Brief: Report every line from the material that contains the word "content".

Entries supplied:
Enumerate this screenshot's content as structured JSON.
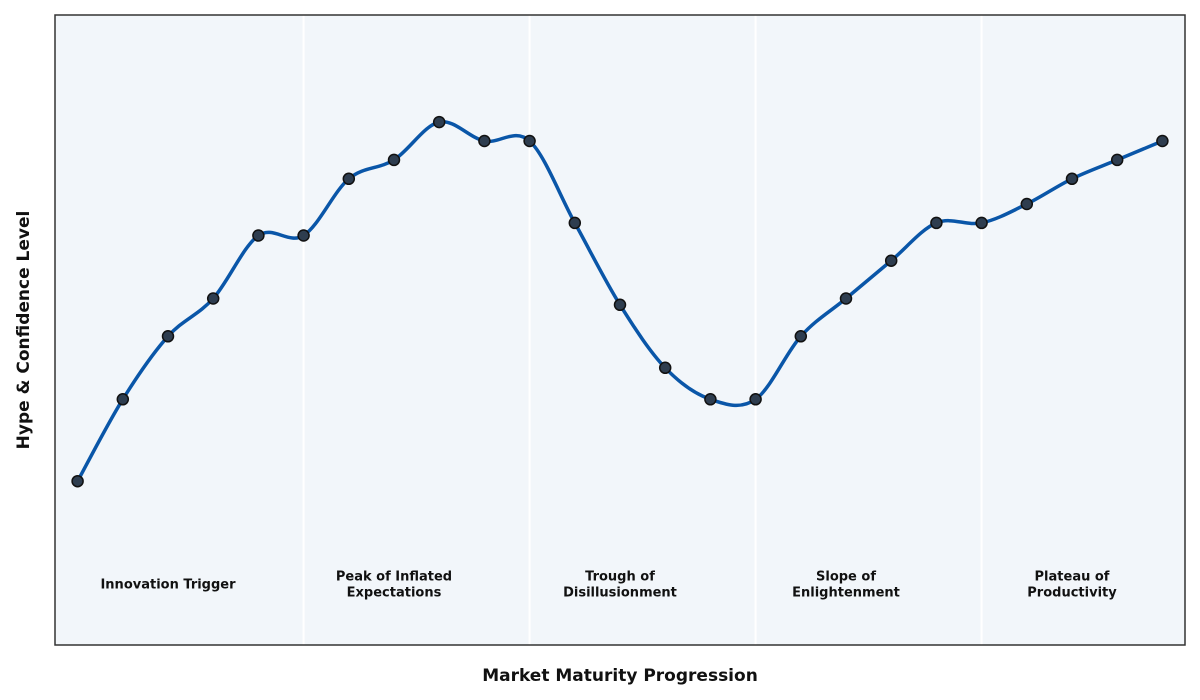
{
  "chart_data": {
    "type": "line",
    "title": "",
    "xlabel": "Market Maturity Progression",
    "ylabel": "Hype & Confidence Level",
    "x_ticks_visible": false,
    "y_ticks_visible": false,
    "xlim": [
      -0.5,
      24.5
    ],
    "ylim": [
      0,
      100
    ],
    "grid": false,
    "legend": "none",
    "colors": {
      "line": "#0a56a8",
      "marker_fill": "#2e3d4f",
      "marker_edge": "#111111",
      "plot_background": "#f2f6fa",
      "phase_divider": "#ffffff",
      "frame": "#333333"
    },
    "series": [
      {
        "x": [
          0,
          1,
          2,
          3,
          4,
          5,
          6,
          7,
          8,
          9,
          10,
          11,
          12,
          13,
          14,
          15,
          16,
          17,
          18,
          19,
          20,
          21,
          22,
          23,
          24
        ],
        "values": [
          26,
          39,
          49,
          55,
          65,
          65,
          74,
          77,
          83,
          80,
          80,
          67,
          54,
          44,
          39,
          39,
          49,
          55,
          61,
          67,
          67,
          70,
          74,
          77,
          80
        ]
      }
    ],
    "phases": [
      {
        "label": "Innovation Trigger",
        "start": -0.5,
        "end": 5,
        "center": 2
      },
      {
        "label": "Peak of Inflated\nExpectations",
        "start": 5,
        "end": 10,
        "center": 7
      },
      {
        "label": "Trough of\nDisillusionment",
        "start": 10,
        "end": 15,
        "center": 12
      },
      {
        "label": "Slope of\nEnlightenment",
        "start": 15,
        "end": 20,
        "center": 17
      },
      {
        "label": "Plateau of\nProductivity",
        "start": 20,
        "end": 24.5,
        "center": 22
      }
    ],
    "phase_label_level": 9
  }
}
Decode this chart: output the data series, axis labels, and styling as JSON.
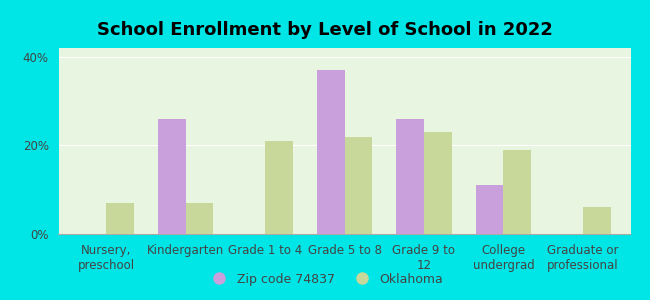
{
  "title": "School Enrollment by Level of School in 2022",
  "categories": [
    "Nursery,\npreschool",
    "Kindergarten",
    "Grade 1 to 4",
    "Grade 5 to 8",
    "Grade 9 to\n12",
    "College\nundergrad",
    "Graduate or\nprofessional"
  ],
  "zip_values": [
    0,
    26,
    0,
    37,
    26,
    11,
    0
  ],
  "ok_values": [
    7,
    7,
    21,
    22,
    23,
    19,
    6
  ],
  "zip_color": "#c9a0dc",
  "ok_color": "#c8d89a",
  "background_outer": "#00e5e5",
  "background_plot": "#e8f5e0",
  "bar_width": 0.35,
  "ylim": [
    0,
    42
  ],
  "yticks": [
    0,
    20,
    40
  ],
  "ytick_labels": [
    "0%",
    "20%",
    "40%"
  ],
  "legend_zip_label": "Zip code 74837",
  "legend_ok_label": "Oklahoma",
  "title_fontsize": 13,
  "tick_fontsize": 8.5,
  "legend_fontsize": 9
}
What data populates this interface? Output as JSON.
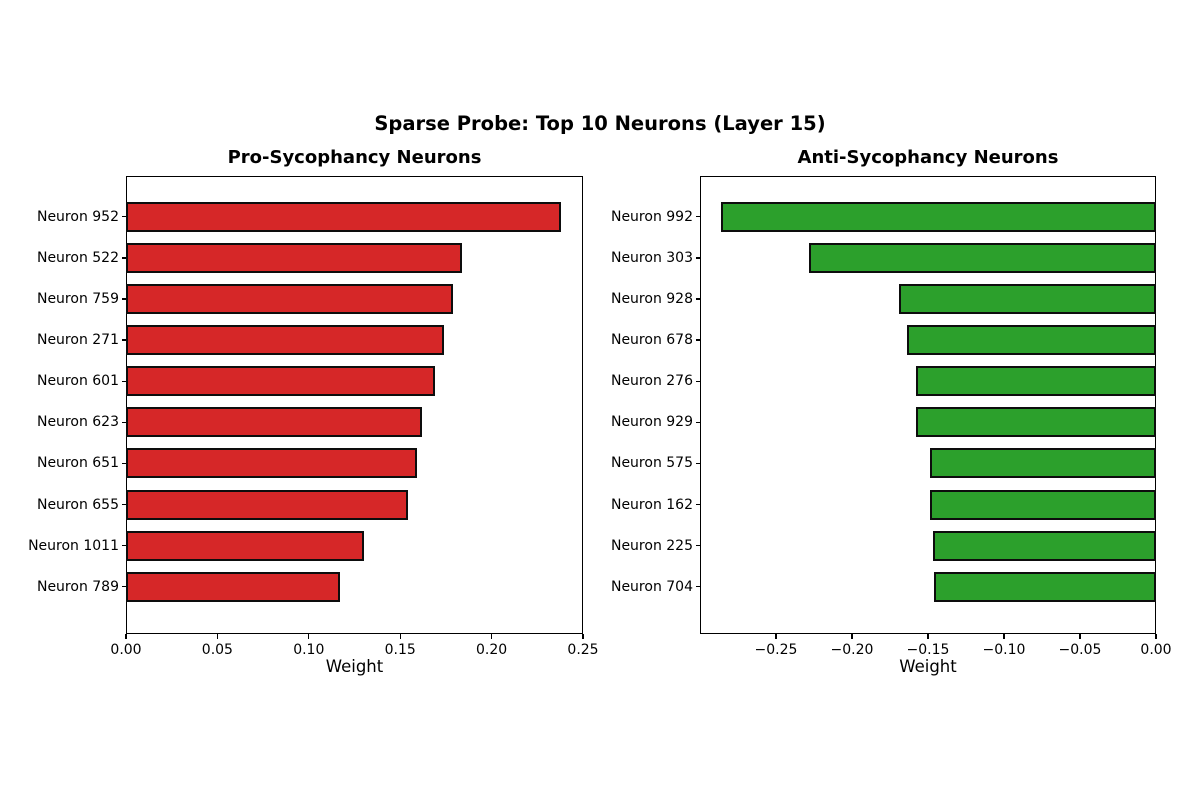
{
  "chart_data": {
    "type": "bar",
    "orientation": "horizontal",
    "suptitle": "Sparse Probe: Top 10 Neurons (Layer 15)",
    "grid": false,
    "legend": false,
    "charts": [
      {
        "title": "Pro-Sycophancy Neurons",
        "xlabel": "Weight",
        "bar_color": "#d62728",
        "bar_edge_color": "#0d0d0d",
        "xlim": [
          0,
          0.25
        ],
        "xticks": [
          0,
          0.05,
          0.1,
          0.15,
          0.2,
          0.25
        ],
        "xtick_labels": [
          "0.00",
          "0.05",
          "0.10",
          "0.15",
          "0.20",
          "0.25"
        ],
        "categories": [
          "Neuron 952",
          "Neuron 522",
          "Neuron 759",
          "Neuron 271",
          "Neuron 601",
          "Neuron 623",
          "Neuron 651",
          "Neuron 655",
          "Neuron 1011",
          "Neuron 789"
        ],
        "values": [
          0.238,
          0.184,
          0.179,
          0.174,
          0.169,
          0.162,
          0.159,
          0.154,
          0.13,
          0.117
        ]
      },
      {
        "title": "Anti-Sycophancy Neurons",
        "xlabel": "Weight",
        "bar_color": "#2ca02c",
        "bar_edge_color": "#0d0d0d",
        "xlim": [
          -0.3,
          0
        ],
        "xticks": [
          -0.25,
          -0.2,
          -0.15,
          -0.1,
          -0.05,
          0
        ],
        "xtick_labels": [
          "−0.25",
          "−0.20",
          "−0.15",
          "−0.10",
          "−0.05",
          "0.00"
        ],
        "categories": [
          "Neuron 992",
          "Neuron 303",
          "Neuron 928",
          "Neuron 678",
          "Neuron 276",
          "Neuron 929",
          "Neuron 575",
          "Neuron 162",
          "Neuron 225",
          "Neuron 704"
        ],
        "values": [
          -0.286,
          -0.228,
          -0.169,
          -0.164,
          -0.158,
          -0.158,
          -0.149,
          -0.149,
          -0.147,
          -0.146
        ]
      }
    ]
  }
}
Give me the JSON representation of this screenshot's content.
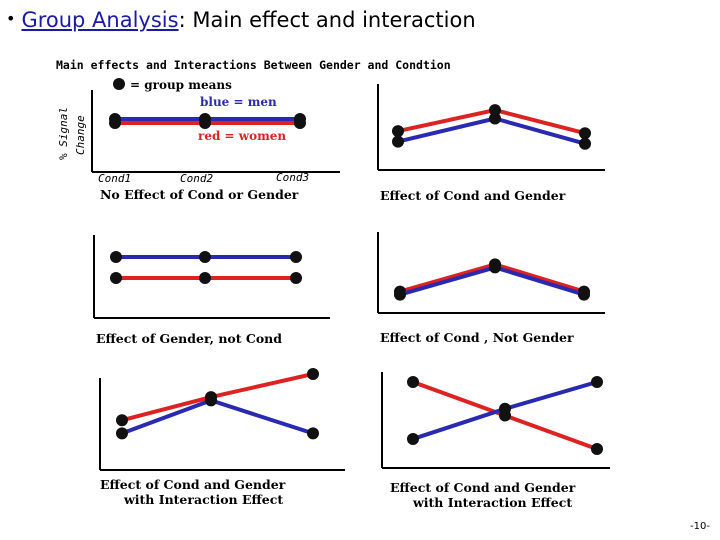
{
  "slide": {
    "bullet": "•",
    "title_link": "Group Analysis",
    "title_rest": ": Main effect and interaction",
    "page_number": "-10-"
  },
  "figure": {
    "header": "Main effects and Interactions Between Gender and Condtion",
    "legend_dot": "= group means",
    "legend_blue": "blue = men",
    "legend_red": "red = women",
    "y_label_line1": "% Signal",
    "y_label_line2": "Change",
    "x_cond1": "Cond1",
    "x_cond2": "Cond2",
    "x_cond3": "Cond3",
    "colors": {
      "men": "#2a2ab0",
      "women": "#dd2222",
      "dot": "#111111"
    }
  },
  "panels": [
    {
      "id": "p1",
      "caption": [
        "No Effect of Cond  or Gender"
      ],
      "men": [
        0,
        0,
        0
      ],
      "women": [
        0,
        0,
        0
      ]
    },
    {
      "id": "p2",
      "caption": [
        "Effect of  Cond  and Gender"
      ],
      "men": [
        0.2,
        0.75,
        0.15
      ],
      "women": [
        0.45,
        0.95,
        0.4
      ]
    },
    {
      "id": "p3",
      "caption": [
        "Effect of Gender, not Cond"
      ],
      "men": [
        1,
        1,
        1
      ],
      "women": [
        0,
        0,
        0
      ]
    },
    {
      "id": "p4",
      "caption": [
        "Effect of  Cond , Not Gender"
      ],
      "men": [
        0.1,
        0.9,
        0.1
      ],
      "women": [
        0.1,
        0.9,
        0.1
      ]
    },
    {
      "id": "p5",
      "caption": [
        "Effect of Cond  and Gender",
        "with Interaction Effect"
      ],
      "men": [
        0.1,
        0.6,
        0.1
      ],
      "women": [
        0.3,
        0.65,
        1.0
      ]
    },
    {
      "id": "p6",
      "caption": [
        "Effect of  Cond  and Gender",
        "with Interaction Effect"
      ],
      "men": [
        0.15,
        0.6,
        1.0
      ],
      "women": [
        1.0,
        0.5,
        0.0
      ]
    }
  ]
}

Answer in full:
Enumerate this screenshot's content as structured JSON.
Give me the JSON representation of this screenshot's content.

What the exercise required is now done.